Set problem: Pull every "only" line out of the data below.

** begin Supplied records **

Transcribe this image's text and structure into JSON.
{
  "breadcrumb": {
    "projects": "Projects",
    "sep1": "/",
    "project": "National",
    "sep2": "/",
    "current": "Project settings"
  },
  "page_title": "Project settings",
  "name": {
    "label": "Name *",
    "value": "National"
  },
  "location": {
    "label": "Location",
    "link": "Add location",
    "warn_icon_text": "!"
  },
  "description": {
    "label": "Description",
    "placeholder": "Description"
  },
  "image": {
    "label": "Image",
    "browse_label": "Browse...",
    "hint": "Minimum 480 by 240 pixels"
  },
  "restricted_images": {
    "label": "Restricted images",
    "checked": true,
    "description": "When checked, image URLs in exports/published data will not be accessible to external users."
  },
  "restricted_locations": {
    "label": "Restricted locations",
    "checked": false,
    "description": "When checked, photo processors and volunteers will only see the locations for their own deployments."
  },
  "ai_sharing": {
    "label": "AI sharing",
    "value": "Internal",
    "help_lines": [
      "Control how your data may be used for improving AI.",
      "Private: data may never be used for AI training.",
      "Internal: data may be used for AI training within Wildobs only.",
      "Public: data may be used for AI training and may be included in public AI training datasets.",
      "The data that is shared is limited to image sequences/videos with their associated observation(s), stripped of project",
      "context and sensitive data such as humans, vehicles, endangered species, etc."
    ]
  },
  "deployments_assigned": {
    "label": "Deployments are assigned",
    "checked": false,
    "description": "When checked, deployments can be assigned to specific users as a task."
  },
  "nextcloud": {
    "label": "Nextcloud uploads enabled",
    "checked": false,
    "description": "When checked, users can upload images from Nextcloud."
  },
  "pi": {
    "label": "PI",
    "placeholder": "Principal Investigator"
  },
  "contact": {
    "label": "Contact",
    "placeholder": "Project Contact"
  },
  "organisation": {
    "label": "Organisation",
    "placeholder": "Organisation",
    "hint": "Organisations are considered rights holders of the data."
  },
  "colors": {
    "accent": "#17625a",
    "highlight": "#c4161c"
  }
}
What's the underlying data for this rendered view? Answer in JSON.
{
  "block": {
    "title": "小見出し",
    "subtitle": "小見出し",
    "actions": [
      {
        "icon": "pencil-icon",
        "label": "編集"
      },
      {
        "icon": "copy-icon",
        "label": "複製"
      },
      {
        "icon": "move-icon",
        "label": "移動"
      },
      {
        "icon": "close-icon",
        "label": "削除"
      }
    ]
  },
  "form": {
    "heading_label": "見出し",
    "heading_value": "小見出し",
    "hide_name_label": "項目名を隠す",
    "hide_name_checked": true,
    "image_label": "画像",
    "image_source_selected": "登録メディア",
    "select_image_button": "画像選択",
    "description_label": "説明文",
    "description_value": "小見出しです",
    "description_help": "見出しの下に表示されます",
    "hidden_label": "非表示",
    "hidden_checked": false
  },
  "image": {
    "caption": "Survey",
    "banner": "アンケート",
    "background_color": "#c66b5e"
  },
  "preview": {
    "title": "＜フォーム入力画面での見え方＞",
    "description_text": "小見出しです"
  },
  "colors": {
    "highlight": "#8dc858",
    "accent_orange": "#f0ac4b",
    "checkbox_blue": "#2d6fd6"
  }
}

** end Supplied records **

Answer to this exercise:
    "description": "When checked, photo processors and volunteers will only see the locations for their own deployments."
      "Internal: data may be used for AI training within Wildobs only.",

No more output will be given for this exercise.